Exclude the pictures and retype the entries as written.

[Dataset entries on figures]
-.-.-

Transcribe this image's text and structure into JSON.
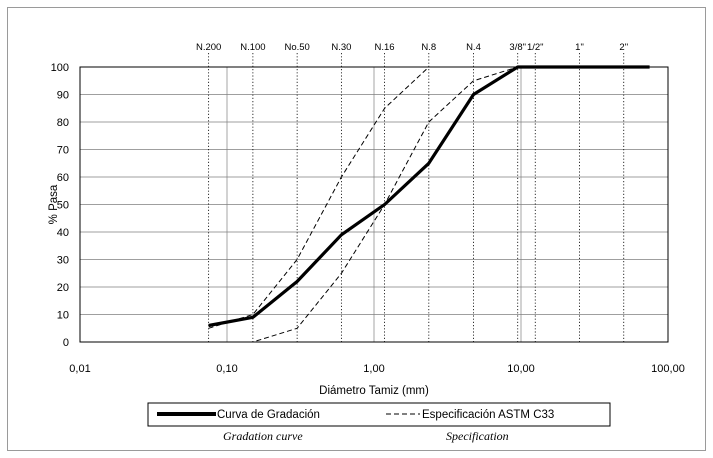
{
  "chart_data": {
    "type": "line",
    "xscale": "log",
    "xlim": [
      0.01,
      100
    ],
    "ylim": [
      0,
      100
    ],
    "grid": true,
    "xlabel": "Diámetro Tamiz (mm)",
    "ylabel": "% Pasa",
    "x_tick_labels": [
      "0,01",
      "0,10",
      "1,00",
      "10,00",
      "100,00"
    ],
    "y_tick_labels": [
      "0",
      "10",
      "20",
      "30",
      "40",
      "50",
      "60",
      "70",
      "80",
      "90",
      "100"
    ],
    "sieves": [
      {
        "label": "N.200",
        "size": 0.075
      },
      {
        "label": "N.100",
        "size": 0.15
      },
      {
        "label": "No.50",
        "size": 0.3
      },
      {
        "label": "N.30",
        "size": 0.6
      },
      {
        "label": "N.16",
        "size": 1.18
      },
      {
        "label": "N.8",
        "size": 2.36
      },
      {
        "label": "N.4",
        "size": 4.75
      },
      {
        "label": "3/8\"",
        "size": 9.5
      },
      {
        "label": "1/2\"",
        "size": 12.5
      },
      {
        "label": "1\"",
        "size": 25
      },
      {
        "label": "2\"",
        "size": 50
      }
    ],
    "series": [
      {
        "name": "Curva de Gradación",
        "style": "solid-thick",
        "x": [
          0.075,
          0.15,
          0.3,
          0.6,
          1.18,
          2.36,
          4.75,
          9.5,
          12.5,
          25,
          50,
          75
        ],
        "y": [
          6,
          9,
          22,
          39,
          50,
          65,
          90,
          100,
          100,
          100,
          100,
          100
        ]
      },
      {
        "name": "Especificación ASTM C33",
        "style": "dashed",
        "bound": "upper",
        "x": [
          0.075,
          0.15,
          0.3,
          0.6,
          1.18,
          2.36,
          4.75,
          9.5
        ],
        "y": [
          5,
          10,
          30,
          60,
          85,
          100,
          100,
          100
        ]
      },
      {
        "name": "Especificación ASTM C33",
        "style": "dashed",
        "bound": "lower",
        "x": [
          0.075,
          0.15,
          0.3,
          0.6,
          1.18,
          2.36,
          4.75,
          9.5
        ],
        "y": [
          0,
          0,
          5,
          25,
          50,
          80,
          95,
          100
        ]
      }
    ],
    "legend": {
      "position": "bottom",
      "items": [
        {
          "label": "Curva de Gradación",
          "sublabel": "Gradation curve",
          "style": "solid-thick"
        },
        {
          "label": "Especificación ASTM C33",
          "sublabel": "Specification",
          "style": "dashed"
        }
      ]
    },
    "colors": {
      "line": "#000000",
      "grid": "#7f7f7f",
      "sieve_grid": "#000000"
    }
  }
}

-.-.-

FINAL ANSWER ▸
Transcribe this image's text and structure into JSON.
{
  "chart_data": {
    "type": "line",
    "xscale": "log",
    "xlim": [
      0.01,
      100
    ],
    "ylim": [
      0,
      100
    ],
    "grid": true,
    "xlabel": "Diámetro Tamiz (mm)",
    "ylabel": "% Pasa",
    "x_tick_labels": [
      "0,01",
      "0,10",
      "1,00",
      "10,00",
      "100,00"
    ],
    "y_tick_labels": [
      "0",
      "10",
      "20",
      "30",
      "40",
      "50",
      "60",
      "70",
      "80",
      "90",
      "100"
    ],
    "sieves": [
      {
        "label": "N.200",
        "size": 0.075
      },
      {
        "label": "N.100",
        "size": 0.15
      },
      {
        "label": "No.50",
        "size": 0.3
      },
      {
        "label": "N.30",
        "size": 0.6
      },
      {
        "label": "N.16",
        "size": 1.18
      },
      {
        "label": "N.8",
        "size": 2.36
      },
      {
        "label": "N.4",
        "size": 4.75
      },
      {
        "label": "3/8\"",
        "size": 9.5
      },
      {
        "label": "1/2\"",
        "size": 12.5
      },
      {
        "label": "1\"",
        "size": 25
      },
      {
        "label": "2\"",
        "size": 50
      }
    ],
    "series": [
      {
        "name": "Curva de Gradación",
        "style": "solid-thick",
        "x": [
          0.075,
          0.15,
          0.3,
          0.6,
          1.18,
          2.36,
          4.75,
          9.5,
          12.5,
          25,
          50,
          75
        ],
        "y": [
          6,
          9,
          22,
          39,
          50,
          65,
          90,
          100,
          100,
          100,
          100,
          100
        ]
      },
      {
        "name": "Especificación ASTM C33",
        "style": "dashed",
        "bound": "upper",
        "x": [
          0.075,
          0.15,
          0.3,
          0.6,
          1.18,
          2.36,
          4.75,
          9.5
        ],
        "y": [
          5,
          10,
          30,
          60,
          85,
          100,
          100,
          100
        ]
      },
      {
        "name": "Especificación ASTM C33",
        "style": "dashed",
        "bound": "lower",
        "x": [
          0.075,
          0.15,
          0.3,
          0.6,
          1.18,
          2.36,
          4.75,
          9.5
        ],
        "y": [
          0,
          0,
          5,
          25,
          50,
          80,
          95,
          100
        ]
      }
    ],
    "legend": {
      "position": "bottom",
      "items": [
        {
          "label": "Curva de Gradación",
          "sublabel": "Gradation curve",
          "style": "solid-thick"
        },
        {
          "label": "Especificación ASTM C33",
          "sublabel": "Specification",
          "style": "dashed"
        }
      ]
    },
    "colors": {
      "line": "#000000",
      "grid": "#7f7f7f",
      "sieve_grid": "#000000"
    }
  }
}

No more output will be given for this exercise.